◆ **以下の課題**:
A) かな書展の紹介文によると、曽田昌子先生が日比野五鳳先生を紹介されたのは何歳の春だったか。
B) かな書展の紹介文の最後の文に続けて、その先を書いてください。

◆ **引用文**:
= = = = = = =
2015年5月23日土曜日

【第1展示室】 かな書/曽田昌子

ただいま第1展示室では【曽田昌子 かな書展】を開催しています。

曽田昌子先生の米寿を記念し、万葉集、日本書紀など句の書道作品約20点を展示しています。

書を志すことになったきっかけを伺ったところ、
ご主人のお父様が漢学者で、ご主人が漢文を習っておられました。
その様子を見ておられるうちに興味を持つようになり、教わるようになったそうです。

終戦後、教職に就かれたご主人の知り合いを通じ
師となる日比野五鳳先生(芸術院会員、水穂会前会長)を紹介され、かなと漢字も習うことになりました。
三十三歳の春だったそうです。
昔を懐かしむような感じではなく、つい最近の出来事のようにお話されるその様子から
五鳳先生との出会いをとても大切にされていて、感謝されていることが伝わってきました。
= = = = = = =
◆ **元データ**:
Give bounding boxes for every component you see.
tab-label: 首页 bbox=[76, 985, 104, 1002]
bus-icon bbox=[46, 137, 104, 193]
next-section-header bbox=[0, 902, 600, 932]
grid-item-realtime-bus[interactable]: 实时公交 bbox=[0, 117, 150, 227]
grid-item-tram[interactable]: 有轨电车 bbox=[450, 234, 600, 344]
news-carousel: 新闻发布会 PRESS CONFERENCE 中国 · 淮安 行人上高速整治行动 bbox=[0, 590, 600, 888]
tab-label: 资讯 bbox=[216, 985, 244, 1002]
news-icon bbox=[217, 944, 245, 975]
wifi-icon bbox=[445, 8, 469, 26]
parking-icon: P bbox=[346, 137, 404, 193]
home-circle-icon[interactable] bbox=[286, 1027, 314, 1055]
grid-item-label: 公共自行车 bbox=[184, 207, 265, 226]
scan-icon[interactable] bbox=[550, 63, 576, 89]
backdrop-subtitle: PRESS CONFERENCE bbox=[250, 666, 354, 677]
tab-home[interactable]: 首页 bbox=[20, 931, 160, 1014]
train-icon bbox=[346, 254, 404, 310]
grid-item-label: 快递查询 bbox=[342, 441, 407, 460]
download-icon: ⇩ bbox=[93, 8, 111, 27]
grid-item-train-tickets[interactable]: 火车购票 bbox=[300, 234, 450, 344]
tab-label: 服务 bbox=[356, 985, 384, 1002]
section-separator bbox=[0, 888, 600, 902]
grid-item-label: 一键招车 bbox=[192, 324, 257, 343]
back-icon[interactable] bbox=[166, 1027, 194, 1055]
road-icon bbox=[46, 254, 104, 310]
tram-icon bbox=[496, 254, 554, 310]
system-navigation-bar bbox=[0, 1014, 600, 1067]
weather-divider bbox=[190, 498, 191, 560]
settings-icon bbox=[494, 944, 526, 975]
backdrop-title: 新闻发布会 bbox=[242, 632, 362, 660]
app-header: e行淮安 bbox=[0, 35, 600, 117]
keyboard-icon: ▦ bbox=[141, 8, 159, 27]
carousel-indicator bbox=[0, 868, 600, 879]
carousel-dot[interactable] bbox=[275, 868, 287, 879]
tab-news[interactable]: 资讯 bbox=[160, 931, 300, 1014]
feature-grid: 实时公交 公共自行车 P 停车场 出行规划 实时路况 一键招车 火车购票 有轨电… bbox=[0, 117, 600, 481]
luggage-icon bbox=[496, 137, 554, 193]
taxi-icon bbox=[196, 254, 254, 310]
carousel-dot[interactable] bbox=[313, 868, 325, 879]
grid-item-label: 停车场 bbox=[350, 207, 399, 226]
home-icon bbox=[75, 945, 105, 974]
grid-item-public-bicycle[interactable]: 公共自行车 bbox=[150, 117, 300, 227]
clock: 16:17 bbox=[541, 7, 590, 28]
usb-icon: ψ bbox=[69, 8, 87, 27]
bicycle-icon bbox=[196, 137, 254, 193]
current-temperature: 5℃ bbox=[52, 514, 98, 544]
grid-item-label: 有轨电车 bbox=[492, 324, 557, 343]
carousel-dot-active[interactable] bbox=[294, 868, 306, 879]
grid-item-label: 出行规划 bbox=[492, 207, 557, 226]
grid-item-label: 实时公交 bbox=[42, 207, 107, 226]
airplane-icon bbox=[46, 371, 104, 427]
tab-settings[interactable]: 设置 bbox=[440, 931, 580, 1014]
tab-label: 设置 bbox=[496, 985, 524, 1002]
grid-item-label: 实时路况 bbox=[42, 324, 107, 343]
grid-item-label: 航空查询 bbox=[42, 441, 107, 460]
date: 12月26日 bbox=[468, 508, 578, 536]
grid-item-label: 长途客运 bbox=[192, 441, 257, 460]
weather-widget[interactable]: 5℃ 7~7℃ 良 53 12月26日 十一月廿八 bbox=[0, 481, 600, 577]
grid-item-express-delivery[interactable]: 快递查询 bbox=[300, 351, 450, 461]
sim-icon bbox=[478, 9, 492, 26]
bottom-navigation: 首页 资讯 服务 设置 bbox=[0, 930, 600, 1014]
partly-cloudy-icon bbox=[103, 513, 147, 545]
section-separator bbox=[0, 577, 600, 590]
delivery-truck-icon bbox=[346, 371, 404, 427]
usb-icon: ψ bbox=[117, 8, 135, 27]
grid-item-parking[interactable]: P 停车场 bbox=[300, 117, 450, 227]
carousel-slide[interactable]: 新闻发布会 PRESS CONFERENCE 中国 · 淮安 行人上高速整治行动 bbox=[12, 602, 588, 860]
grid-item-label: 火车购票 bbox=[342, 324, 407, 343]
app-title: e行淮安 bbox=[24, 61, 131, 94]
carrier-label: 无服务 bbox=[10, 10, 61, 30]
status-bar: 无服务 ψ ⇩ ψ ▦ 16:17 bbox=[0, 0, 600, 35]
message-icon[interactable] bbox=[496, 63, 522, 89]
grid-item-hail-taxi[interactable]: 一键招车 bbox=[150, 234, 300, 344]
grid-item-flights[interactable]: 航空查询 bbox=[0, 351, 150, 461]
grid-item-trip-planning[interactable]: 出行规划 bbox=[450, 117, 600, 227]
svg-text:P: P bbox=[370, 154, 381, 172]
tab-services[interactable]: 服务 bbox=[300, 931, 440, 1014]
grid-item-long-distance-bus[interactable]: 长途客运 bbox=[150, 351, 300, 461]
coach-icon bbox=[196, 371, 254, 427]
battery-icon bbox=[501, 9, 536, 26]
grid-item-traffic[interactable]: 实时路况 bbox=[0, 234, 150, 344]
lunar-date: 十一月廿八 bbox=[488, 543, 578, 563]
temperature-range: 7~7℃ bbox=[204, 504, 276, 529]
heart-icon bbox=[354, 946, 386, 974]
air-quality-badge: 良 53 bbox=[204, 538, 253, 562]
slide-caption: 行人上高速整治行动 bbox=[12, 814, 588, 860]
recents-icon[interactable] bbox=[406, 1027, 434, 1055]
= = = = = = =
◆ **課題ごとの回答**:
A) 三十三歳の春。

B)
そんな五鳳先生の作品も入り口を入って正面に飾られています。

こちらの屏風の作品は、ついこの前書かれたという最新作です。
曽田先生が大好きな龍之介と虚子の句です。
とても短い句で他の作品とは少し違った印象を受けますが、
屏風に飾られることにも思いの深さを感じます。

作品を見て感じる繊細でやさしくかわいらしい印象は、来訪されるお客様一人ひとりに気さくに話しかけ、
丁寧にお礼を言われる先生のお姿そのもののように思えます。
今回展示された数々の作品をご覧になると、そうした印象を持たれることでしょう。
是非みなさまお誘い合わせのうえお越し下さい。